━━ Text section

Finally watched the latest ep (but Venice was lovely). I felt physically ill for a short while afterwards, it was such a visceral watch. The only things I can add from the past 7 pages of discussion are:

* From Hank's death onward, I admired how most of the events in the episode felt like they were inevitable. There was no way Hank and Gomey were getting out if there alive, Hank acknowledged as much before his end. Doesn't make it any less painful to watch though, same as when Walt is confronted with the reality of what he's done and caused.

* Ironic that the final straw for Skyler was something that Walt didn't actually do and she believed him to be lying when he wasn't. Sure, Walt's actions led to Hank's death, but this is something he actively tried to prevent at the time. Unlike Jane.

* Todd is scary, smart and fucked up Jesse real good. At least Uncle Jack will just end you quick.

* Two episodes to go and I'm wondering when we're going to skip forward to Mr Lambert buying a machine gun. Could well be a montage, but as for what that and the ricin are for I'm happy just to sit back and watch.

* My main complaint this half season has been the use of fake cliffhangers. We knew Jesse wouldn't burn down the house and the result of the shoot out was a foregone conclusion. Surely the writers must have faith that we're all going to tune in next week regardless of how each episode ends?

* But I'm so satisfied with this show. I'm not at all worried that it won't end perfectly and it's a pleasure to just watch it come to a close. Of course, there's still time for it to fail at the very end and leave me with egg on my face, but I have 100% faith in the team.

* Anyone looking for a new show after this should watch The Shield. Probably the best companion show in terms of tone and tension and it ends perfectly. I watched the final season in February and it still haunts me.

well said.

I have a few coworkers who recently admitted they have just started watching Breaking Bad, another coworker and myself are pleading with them to stop watching the current episodes and wait till its all over and then watch it from the very beginning. Imagine if you had never seen the show before and just started watching this summer, it would be ruined for you!
 
well said.

I have a few coworkers who recently admitted they have just started watching Breaking Bad, another coworker and myself are pleading with them to stop watching the current episodes and wait till its all over and then watch it from the very beginning. Imagine if you had never seen the show before and just started watching this summer, it would be ruined for you!

━━━━
━━ Input data

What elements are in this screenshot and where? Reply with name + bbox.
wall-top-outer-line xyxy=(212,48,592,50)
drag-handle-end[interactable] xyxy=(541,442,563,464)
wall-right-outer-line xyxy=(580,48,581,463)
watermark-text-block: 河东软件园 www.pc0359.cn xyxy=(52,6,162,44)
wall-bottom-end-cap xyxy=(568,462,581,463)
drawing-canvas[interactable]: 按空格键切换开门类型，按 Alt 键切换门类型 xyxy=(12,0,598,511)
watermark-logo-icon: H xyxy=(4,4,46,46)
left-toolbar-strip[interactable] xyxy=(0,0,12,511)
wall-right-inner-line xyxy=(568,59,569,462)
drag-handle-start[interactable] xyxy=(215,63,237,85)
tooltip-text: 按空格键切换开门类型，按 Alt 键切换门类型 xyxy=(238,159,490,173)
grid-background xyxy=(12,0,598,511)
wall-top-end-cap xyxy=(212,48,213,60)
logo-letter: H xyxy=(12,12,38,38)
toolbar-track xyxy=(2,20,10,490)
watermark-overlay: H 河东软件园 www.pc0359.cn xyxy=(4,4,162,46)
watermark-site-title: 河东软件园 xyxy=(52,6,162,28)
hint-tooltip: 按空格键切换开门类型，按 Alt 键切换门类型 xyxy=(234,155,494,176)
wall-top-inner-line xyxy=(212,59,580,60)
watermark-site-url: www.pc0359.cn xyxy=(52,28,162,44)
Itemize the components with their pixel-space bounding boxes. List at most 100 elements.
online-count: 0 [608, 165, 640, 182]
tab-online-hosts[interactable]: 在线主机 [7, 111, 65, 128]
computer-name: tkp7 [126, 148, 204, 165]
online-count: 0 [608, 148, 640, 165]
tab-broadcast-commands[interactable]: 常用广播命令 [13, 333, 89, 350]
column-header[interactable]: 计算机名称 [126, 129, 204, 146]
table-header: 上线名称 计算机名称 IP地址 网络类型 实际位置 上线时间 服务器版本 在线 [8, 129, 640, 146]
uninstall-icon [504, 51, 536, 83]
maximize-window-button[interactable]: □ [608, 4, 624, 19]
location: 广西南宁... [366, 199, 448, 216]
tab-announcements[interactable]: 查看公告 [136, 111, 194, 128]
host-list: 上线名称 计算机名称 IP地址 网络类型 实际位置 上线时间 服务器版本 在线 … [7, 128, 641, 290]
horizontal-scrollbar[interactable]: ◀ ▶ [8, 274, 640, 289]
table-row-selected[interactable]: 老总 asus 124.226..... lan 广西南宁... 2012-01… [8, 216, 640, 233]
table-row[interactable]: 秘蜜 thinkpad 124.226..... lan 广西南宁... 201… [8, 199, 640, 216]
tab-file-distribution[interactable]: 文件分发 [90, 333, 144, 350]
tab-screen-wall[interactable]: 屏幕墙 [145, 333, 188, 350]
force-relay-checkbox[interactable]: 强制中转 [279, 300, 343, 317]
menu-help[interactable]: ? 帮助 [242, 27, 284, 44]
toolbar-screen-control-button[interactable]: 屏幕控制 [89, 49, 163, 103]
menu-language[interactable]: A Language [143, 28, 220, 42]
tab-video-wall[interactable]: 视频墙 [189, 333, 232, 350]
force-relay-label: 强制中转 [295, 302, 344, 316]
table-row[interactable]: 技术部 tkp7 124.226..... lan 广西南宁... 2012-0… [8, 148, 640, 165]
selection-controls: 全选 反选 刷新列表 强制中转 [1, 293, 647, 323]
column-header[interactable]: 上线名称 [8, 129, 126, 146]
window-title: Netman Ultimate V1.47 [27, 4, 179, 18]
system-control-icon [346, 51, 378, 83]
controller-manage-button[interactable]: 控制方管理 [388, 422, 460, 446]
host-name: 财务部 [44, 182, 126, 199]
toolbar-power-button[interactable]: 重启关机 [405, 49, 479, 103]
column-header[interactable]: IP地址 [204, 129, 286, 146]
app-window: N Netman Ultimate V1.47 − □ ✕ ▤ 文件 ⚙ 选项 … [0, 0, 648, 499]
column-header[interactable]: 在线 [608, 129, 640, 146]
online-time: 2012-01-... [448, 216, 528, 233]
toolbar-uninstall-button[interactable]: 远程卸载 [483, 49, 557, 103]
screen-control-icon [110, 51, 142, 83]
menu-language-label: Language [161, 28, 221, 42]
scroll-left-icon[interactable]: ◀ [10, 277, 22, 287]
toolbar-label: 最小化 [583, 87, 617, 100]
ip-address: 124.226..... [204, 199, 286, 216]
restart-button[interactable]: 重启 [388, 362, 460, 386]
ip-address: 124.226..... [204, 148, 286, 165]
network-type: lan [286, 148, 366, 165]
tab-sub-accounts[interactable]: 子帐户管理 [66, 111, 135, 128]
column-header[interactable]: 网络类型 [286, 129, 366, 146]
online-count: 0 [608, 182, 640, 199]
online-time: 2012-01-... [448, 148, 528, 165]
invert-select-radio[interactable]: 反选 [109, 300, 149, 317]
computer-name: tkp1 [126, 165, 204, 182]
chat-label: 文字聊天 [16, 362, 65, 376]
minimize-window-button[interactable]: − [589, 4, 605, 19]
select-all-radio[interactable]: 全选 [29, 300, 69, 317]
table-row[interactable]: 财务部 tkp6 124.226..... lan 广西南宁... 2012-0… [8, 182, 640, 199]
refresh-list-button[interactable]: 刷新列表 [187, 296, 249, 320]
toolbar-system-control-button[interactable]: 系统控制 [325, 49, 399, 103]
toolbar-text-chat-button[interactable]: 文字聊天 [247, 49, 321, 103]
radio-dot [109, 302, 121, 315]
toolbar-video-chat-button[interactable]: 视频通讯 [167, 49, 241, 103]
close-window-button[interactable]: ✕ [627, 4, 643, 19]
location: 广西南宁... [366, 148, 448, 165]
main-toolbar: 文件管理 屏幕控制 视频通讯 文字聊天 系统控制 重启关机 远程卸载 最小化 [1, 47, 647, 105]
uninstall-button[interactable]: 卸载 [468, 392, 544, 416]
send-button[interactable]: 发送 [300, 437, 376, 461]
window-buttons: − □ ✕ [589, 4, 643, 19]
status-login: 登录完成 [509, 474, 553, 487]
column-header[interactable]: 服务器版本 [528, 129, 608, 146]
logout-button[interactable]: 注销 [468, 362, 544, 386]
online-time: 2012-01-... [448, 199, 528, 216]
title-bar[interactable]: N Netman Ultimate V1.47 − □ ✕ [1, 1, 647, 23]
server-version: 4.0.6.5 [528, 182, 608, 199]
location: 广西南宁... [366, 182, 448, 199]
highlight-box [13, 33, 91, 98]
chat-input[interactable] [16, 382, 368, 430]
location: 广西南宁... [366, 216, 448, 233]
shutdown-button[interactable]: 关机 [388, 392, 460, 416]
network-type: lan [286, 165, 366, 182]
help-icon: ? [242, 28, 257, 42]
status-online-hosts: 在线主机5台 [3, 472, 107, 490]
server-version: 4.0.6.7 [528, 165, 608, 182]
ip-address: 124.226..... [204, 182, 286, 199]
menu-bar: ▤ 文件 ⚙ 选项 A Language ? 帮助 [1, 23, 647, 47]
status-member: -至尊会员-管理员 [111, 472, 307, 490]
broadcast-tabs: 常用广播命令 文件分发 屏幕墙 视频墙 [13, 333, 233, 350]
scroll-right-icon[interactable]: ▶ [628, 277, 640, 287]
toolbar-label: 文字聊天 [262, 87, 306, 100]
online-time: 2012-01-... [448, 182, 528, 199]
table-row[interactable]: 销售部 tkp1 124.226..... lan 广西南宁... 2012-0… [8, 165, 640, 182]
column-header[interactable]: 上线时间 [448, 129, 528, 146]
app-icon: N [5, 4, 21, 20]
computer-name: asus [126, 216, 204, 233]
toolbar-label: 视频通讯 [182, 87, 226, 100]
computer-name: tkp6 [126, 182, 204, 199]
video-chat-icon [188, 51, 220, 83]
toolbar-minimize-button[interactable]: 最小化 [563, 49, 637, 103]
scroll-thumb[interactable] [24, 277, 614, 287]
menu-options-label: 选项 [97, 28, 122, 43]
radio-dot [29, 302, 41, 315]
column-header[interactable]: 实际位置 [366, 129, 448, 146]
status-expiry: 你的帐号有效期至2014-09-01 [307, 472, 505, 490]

━━━━

## Exercise directions
Continue the forum discussion about Breaking Bad, starting after its last post.

## Response to this exercise
The best thing about long form serialised TV like this is the character development history they can build up. I can't imagine watching these last few episodes, exciting as they may be with shoot outs and people getting mad, without an emotional connection to each characters outcome.

There's more important things in life than a TV show, but why ruin one this good? This isn't CSI.

One of the best scenes this year was Jesse figuring out the ricin / Brock ruse. Incredible acting without saying a word, but totally lost on a newcomer. Glad I rewatched the series beforehand though, it was still fresh in my mind or else I might have beenost too until he assaulted Saul. (S'all good, man. Not anymore!)

Also, props to who singled out Anna Gunn for this season. Wow.
 
Speaking of unresolved plot threads, whatever happened to Hank's mineral collection?
 
Or his homebrewing operation?


schraderbrau1.jpg
 
Should we do a some predictions for fun? List the characters who you think are going to live*, and then list the characters who die along with who kills them?

You'd get one point for each correct guess.



*Walt having terminal cancer at the end of the finale would still count as him being alive.
 
Dead: Walt, Lydia, Uncle Jack, Todd

Alive: Jesse, Skyler, Saul, Walter Jr., Marie

Walt kills Lydia and Nazis.

Jesse kills Walt.

It's funny...not much more than a year ago, who the fuck would have thought that Nazis would play such a huge part in the ending of this show? Fucking weird, man.
 
Dead - Nazis, Todd

Alive - Walt, Jesse, Skylar, Flynn, Marie, Saul, Lydia

Walt leaves a grieving family behind, kills the Nazis, saving Jesse in the progress. Jesse kills Todd. Mr Lambert ekes out a miserable existence, just another sad old man, all alone and dying of cancer.

Sincerely doubt it'll go down that way, though.